-- Start Exercise data --

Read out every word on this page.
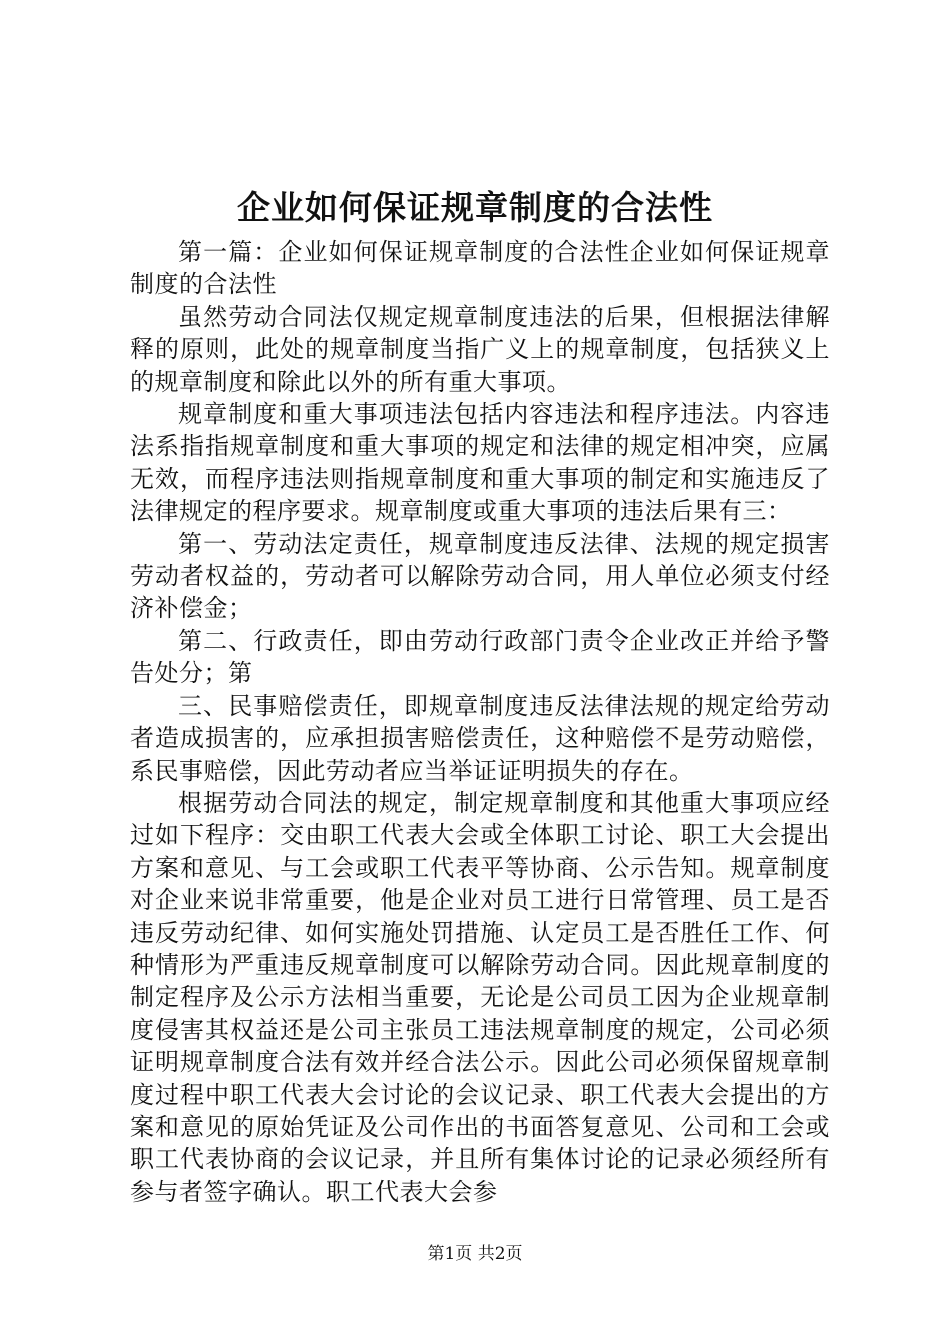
企业如何保证规章制度的合法性

第一篇：企业如何保证规章制度的合法性企业如何保证规章制度的合法性

虽然劳动合同法仅规定规章制度违法的后果，但根据法律解释的原则，此处的规章制度当指广义上的规章制度，包括狭义上的规章制度和除此以外的所有重大事项。

规章制度和重大事项违法包括内容违法和程序违法。内容违法系指指规章制度和重大事项的规定和法律的规定相冲突，应属无效，而程序违法则指规章制度和重大事项的制定和实施违反了法律规定的程序要求。规章制度或重大事项的违法后果有三：

第一、劳动法定责任，规章制度违反法律、法规的规定损害劳动者权益的，劳动者可以解除劳动合同，用人单位必须支付经济补偿金；

第二、行政责任，即由劳动行政部门责令企业改正并给予警告处分；第

三、民事赔偿责任，即规章制度违反法律法规的规定给劳动者造成损害的，应承担损害赔偿责任，这种赔偿不是劳动赔偿，系民事赔偿，因此劳动者应当举证证明损失的存在。

根据劳动合同法的规定，制定规章制度和其他重大事项应经过如下程序：交由职工代表大会或全体职工讨论、职工大会提出方案和意见、与工会或职工代表平等协商、公示告知。规章制度对企业来说非常重要，他是企业对员工进行日常管理、员工是否违反劳动纪律、如何实施处罚措施、认定员工是否胜任工作、何种情形为严重违反规章制度可以解除劳动合同。因此规章制度的制定程序及公示方法相当重要，无论是公司员工因为企业规章制度侵害其权益还是公司主张员工违法规章制度的规定，公司必须证明规章制度合法有效并经合法公示。因此公司必须保留规章制度过程中职工代表大会讨论的会议记录、职工代表大会提出的方案和意见的原始凭证及公司作出的书面答复意见、公司和工会或职工代表协商的会议记录，并且所有集体讨论的记录必须经所有参与者签字确认。职工代表大会参

第1页 共2页
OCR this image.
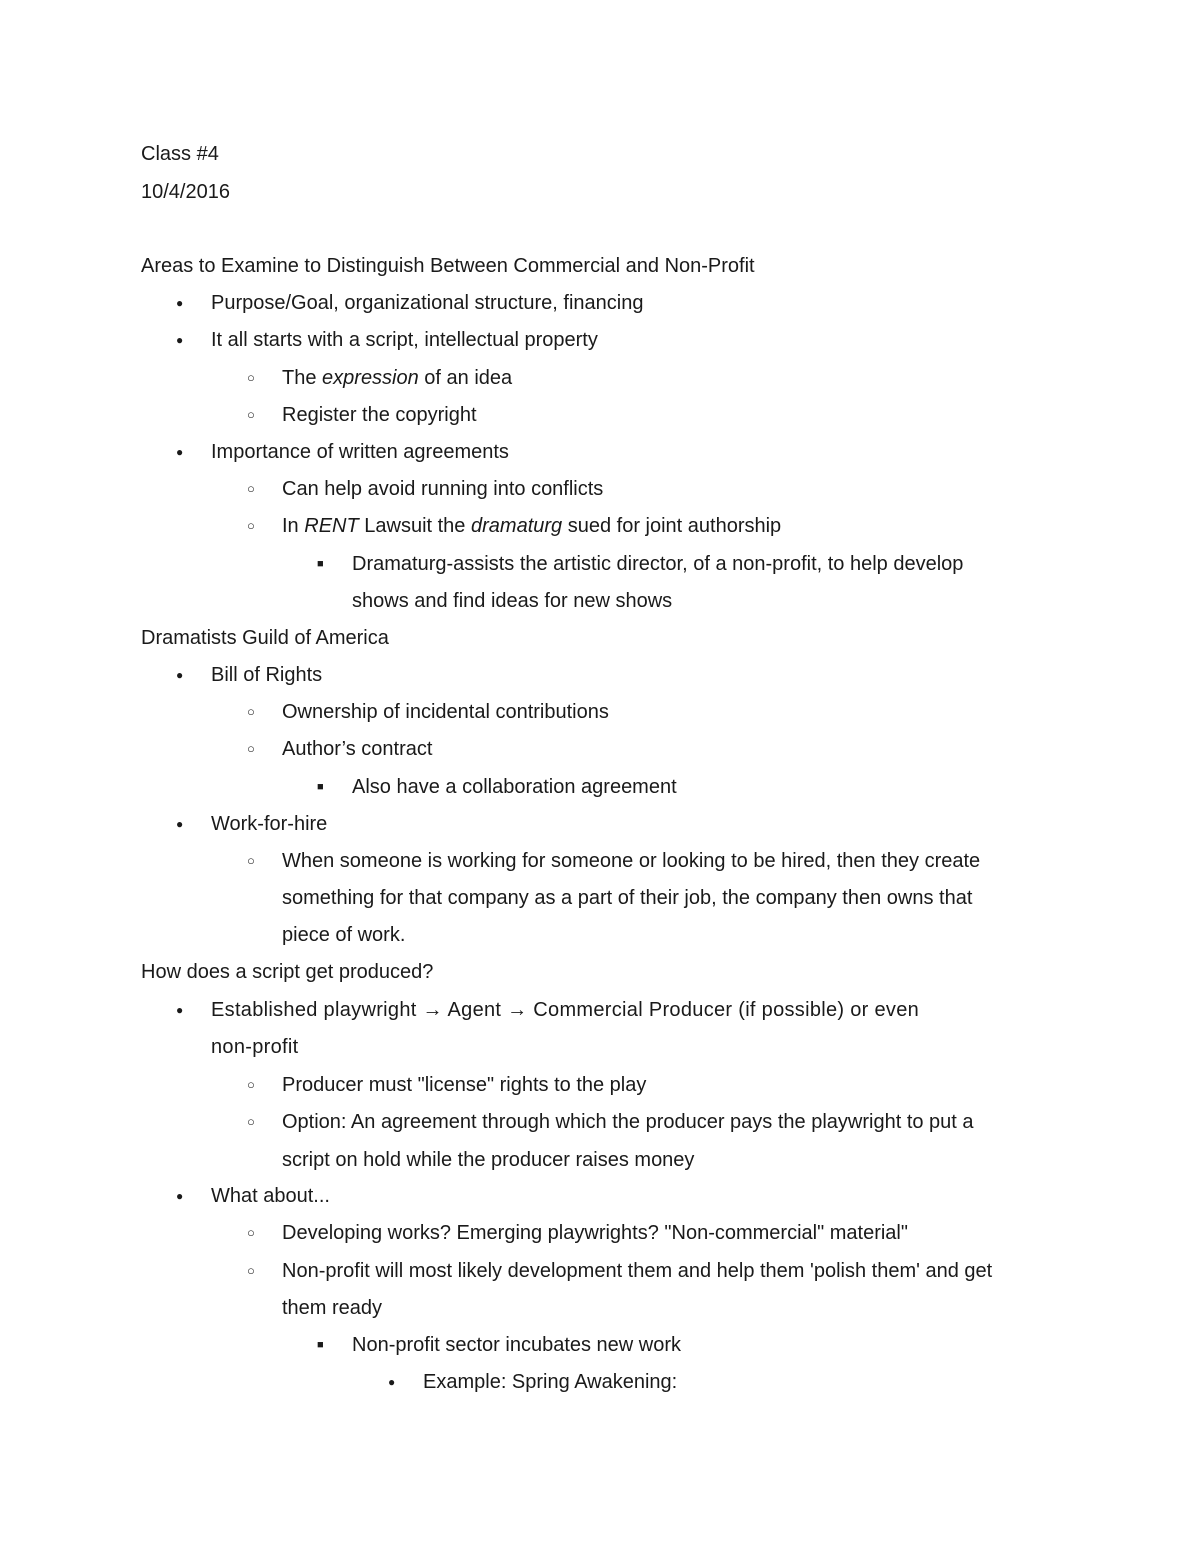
Class #4
10/4/2016
Areas to Examine to Distinguish Between Commercial and Non-Profit
● Purpose/Goal, organizational structure, financing
● It all starts with a script, intellectual property
○ The expression of an idea
○ Register the copyright
● Importance of written agreements
○ Can help avoid running into conflicts
○ In RENT Lawsuit the dramaturg sued for joint authorship
■ Dramaturg-assists the artistic director, of a non-profit, to help develop
shows and find ideas for new shows
Dramatists Guild of America
● Bill of Rights
○ Ownership of incidental contributions
○ Author’s contract
■ Also have a collaboration agreement
● Work-for-hire
○ When someone is working for someone or looking to be hired, then they create
something for that company as a part of their job, the company then owns that
piece of work.
How does a script get produced?
● Established playwright → Agent → Commercial Producer (if possible) or even
non-profit
○ Producer must "license" rights to the play
○ Option: An agreement through which the producer pays the playwright to put a
script on hold while the producer raises money
● What about...
○ Developing works? Emerging playwrights? "Non-commercial" material"
○ Non-profit will most likely development them and help them 'polish them' and get
them ready
■ Non-profit sector incubates new work
● Example: Spring Awakening:
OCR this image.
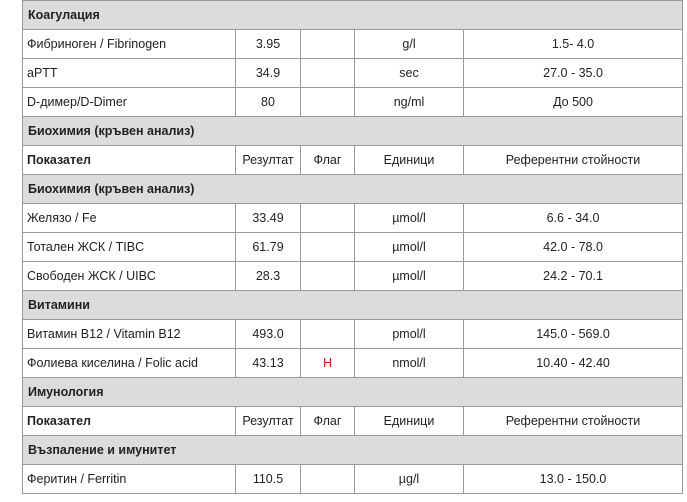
Коагулация				
Фибриноген / Fibrinogen	3.95		g/l	1.5- 4.0
aPTT	34.9		sec	27.0 - 35.0
D-димер/D-Dimer	80		ng/ml	До 500
Биохимия (кръвен анализ)				
Показател	Резултат	Флаг	Единици	Референтни стойности
Биохимия (кръвен анализ)				
Желязо / Fe	33.49		µmol/l	6.6 - 34.0
Тотален ЖСК / TIBC	61.79		µmol/l	42.0 - 78.0
Свободен ЖСК / UIBC	28.3		µmol/l	24.2 - 70.1
Витамини				
Витамин B12 / Vitamin B12	493.0		pmol/l	145.0 - 569.0
Фолиева киселина / Folic acid	43.13	H	nmol/l	10.40 - 42.40
Имунология				
Показател	Резултат	Флаг	Единици	Референтни стойности
Възпаление и имунитет				
Феритин / Ferritin	110.5		µg/l	13.0 - 150.0
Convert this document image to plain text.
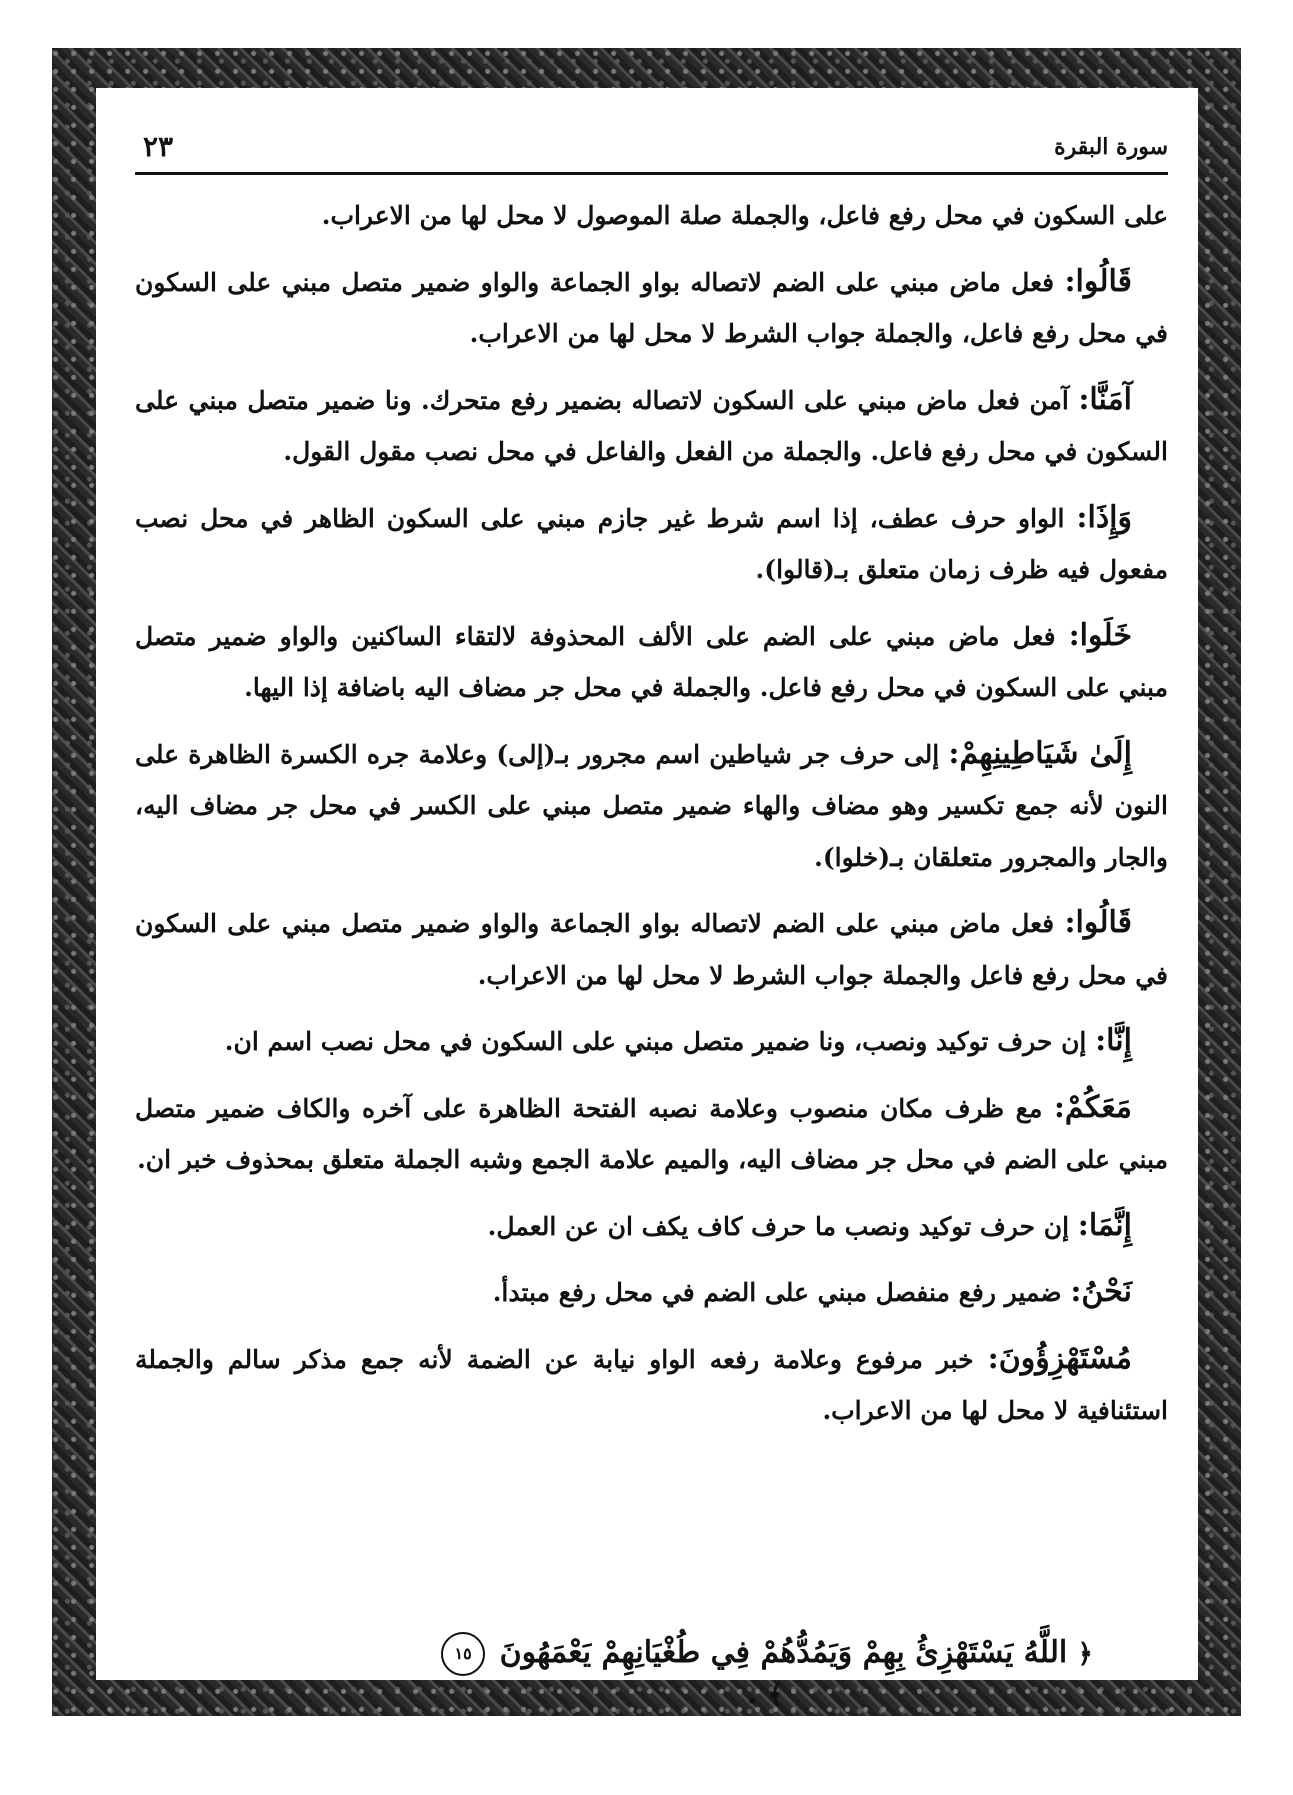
سورة البقرة
٢٣

على السكون في محل رفع فاعل، والجملة صلة الموصول لا محل لها من الاعراب.

قَالُوا: فعل ماض مبني على الضم لاتصاله بواو الجماعة والواو ضمير متصل مبني على السكون في محل رفع فاعل، والجملة جواب الشرط لا محل لها من الاعراب.

آمَنَّا: آمن فعل ماض مبني على السكون لاتصاله بضمير رفع متحرك. ونا ضمير متصل مبني على السكون في محل رفع فاعل. والجملة من الفعل والفاعل في محل نصب مقول القول.

وَإِذَا: الواو حرف عطف، إذا اسم شرط غير جازم مبني على السكون الظاهر في محل نصب مفعول فيه ظرف زمان متعلق بـ(قالوا).

خَلَوا: فعل ماض مبني على الضم على الألف المحذوفة لالتقاء الساكنين والواو ضمير متصل مبني على السكون في محل رفع فاعل. والجملة في محل جر مضاف اليه باضافة إذا اليها.

إِلَىٰ شَيَاطِينِهِمْ: إلى حرف جر شياطين اسم مجرور بـ(إلى) وعلامة جره الكسرة الظاهرة على النون لأنه جمع تكسير وهو مضاف والهاء ضمير متصل مبني على الكسر في محل جر مضاف اليه، والجار والمجرور متعلقان بـ(خلوا).

قَالُوا: فعل ماض مبني على الضم لاتصاله بواو الجماعة والواو ضمير متصل مبني على السكون في محل رفع فاعل والجملة جواب الشرط لا محل لها من الاعراب.

إِنَّا: إن حرف توكيد ونصب، ونا ضمير متصل مبني على السكون في محل نصب اسم ان.

مَعَكُمْ: مع ظرف مكان منصوب وعلامة نصبه الفتحة الظاهرة على آخره والكاف ضمير متصل مبني على الضم في محل جر مضاف اليه، والميم علامة الجمع وشبه الجملة متعلق بمحذوف خبر ان.

إِنَّمَا: إن حرف توكيد ونصب ما حرف كاف يكف ان عن العمل.

نَحْنُ: ضمير رفع منفصل مبني على الضم في محل رفع مبتدأ.

مُسْتَهْزِؤُونَ: خبر مرفوع وعلامة رفعه الواو نيابة عن الضمة لأنه جمع مذكر سالم والجملة استئنافية لا محل لها من الاعراب.

﴿ اللَّهُ يَسْتَهْزِئُ بِهِمْ وَيَمُدُّهُمْ فِي طُغْيَانِهِمْ يَعْمَهُونَ ١٥ ﴾ .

-- End Exercise data --

Transcribe every line from the records above without alteration, and leave out the images.

Response to the task:
Read out every word on this page.
企业如何保证规章制度的合法性

第一篇：企业如何保证规章制度的合法性企业如何保证规章制度的合法性

虽然劳动合同法仅规定规章制度违法的后果，但根据法律解释的原则，此处的规章制度当指广义上的规章制度，包括狭义上的规章制度和除此以外的所有重大事项。

规章制度和重大事项违法包括内容违法和程序违法。内容违法系指指规章制度和重大事项的规定和法律的规定相冲突，应属无效，而程序违法则指规章制度和重大事项的制定和实施违反了法律规定的程序要求。规章制度或重大事项的违法后果有三：

第一、劳动法定责任，规章制度违反法律、法规的规定损害劳动者权益的，劳动者可以解除劳动合同，用人单位必须支付经济补偿金；

第二、行政责任，即由劳动行政部门责令企业改正并给予警告处分；第

三、民事赔偿责任，即规章制度违反法律法规的规定给劳动者造成损害的，应承担损害赔偿责任，这种赔偿不是劳动赔偿，系民事赔偿，因此劳动者应当举证证明损失的存在。

根据劳动合同法的规定，制定规章制度和其他重大事项应经过如下程序：交由职工代表大会或全体职工讨论、职工大会提出方案和意见、与工会或职工代表平等协商、公示告知。规章制度对企业来说非常重要，他是企业对员工进行日常管理、员工是否违反劳动纪律、如何实施处罚措施、认定员工是否胜任工作、何种情形为严重违反规章制度可以解除劳动合同。因此规章制度的制定程序及公示方法相当重要，无论是公司员工因为企业规章制度侵害其权益还是公司主张员工违法规章制度的规定，公司必须证明规章制度合法有效并经合法公示。因此公司必须保留规章制度过程中职工代表大会讨论的会议记录、职工代表大会提出的方案和意见的原始凭证及公司作出的书面答复意见、公司和工会或职工代表协商的会议记录，并且所有集体讨论的记录必须经所有参与者签字确认。职工代表大会参

第1页 共2页
OCR this image.
Class #4
10/4/2016
Areas to Examine to Distinguish Between Commercial and Non-Profit
● Purpose/Goal, organizational structure, financing
● It all starts with a script, intellectual property
○ The expression of an idea
○ Register the copyright
● Importance of written agreements
○ Can help avoid running into conflicts
○ In RENT Lawsuit the dramaturg sued for joint authorship
■ Dramaturg-assists the artistic director, of a non-profit, to help develop
shows and find ideas for new shows
Dramatists Guild of America
● Bill of Rights
○ Ownership of incidental contributions
○ Author’s contract
■ Also have a collaboration agreement
● Work-for-hire
○ When someone is working for someone or looking to be hired, then they create
something for that company as a part of their job, the company then owns that
piece of work.
How does a script get produced?
● Established playwright → Agent → Commercial Producer (if possible) or even
non-profit
○ Producer must "license" rights to the play
○ Option: An agreement through which the producer pays the playwright to put a
script on hold while the producer raises money
● What about...
○ Developing works? Emerging playwrights? "Non-commercial" material"
○ Non-profit will most likely development them and help them 'polish them' and get
them ready
■ Non-profit sector incubates new work
● Example: Spring Awakening:
OCR this image.
Коагулация				
Фибриноген / Fibrinogen	3.95		g/l	1.5- 4.0
aPTT	34.9		sec	27.0 - 35.0
D-димер/D-Dimer	80		ng/ml	До 500
Биохимия (кръвен анализ)				
Показател	Резултат	Флаг	Единици	Референтни стойности
Биохимия (кръвен анализ)				
Желязо / Fe	33.49		µmol/l	6.6 - 34.0
Тотален ЖСК / TIBC	61.79		µmol/l	42.0 - 78.0
Свободен ЖСК / UIBC	28.3		µmol/l	24.2 - 70.1
Витамини				
Витамин B12 / Vitamin B12	493.0		pmol/l	145.0 - 569.0
Фолиева киселина / Folic acid	43.13	H	nmol/l	10.40 - 42.40
Имунология				
Показател	Резултат	Флаг	Единици	Референтни стойности
Възпаление и имунитет				
Феритин / Ferritin	110.5		µg/l	13.0 - 150.0
Convert this document image to plain text.
سورة البقرة
٢٣

على السكون في محل رفع فاعل، والجملة صلة الموصول لا محل لها من الاعراب.

قَالُوا: فعل ماض مبني على الضم لاتصاله بواو الجماعة والواو ضمير متصل مبني على السكون في محل رفع فاعل، والجملة جواب الشرط لا محل لها من الاعراب.

آمَنَّا: آمن فعل ماض مبني على السكون لاتصاله بضمير رفع متحرك. ونا ضمير متصل مبني على السكون في محل رفع فاعل. والجملة من الفعل والفاعل في محل نصب مقول القول.

وَإِذَا: الواو حرف عطف، إذا اسم شرط غير جازم مبني على السكون الظاهر في محل نصب مفعول فيه ظرف زمان متعلق بـ(قالوا).

خَلَوا: فعل ماض مبني على الضم على الألف المحذوفة لالتقاء الساكنين والواو ضمير متصل مبني على السكون في محل رفع فاعل. والجملة في محل جر مضاف اليه باضافة إذا اليها.

إِلَىٰ شَيَاطِينِهِمْ: إلى حرف جر شياطين اسم مجرور بـ(إلى) وعلامة جره الكسرة الظاهرة على النون لأنه جمع تكسير وهو مضاف والهاء ضمير متصل مبني على الكسر في محل جر مضاف اليه، والجار والمجرور متعلقان بـ(خلوا).

قَالُوا: فعل ماض مبني على الضم لاتصاله بواو الجماعة والواو ضمير متصل مبني على السكون في محل رفع فاعل والجملة جواب الشرط لا محل لها من الاعراب.

إِنَّا: إن حرف توكيد ونصب، ونا ضمير متصل مبني على السكون في محل نصب اسم ان.

مَعَكُمْ: مع ظرف مكان منصوب وعلامة نصبه الفتحة الظاهرة على آخره والكاف ضمير متصل مبني على الضم في محل جر مضاف اليه، والميم علامة الجمع وشبه الجملة متعلق بمحذوف خبر ان.

إِنَّمَا: إن حرف توكيد ونصب ما حرف كاف يكف ان عن العمل.

نَحْنُ: ضمير رفع منفصل مبني على الضم في محل رفع مبتدأ.

مُسْتَهْزِؤُونَ: خبر مرفوع وعلامة رفعه الواو نيابة عن الضمة لأنه جمع مذكر سالم والجملة استئنافية لا محل لها من الاعراب.

﴿ اللَّهُ يَسْتَهْزِئُ بِهِمْ وَيَمُدُّهُمْ فِي طُغْيَانِهِمْ يَعْمَهُونَ ١٥ ﴾ .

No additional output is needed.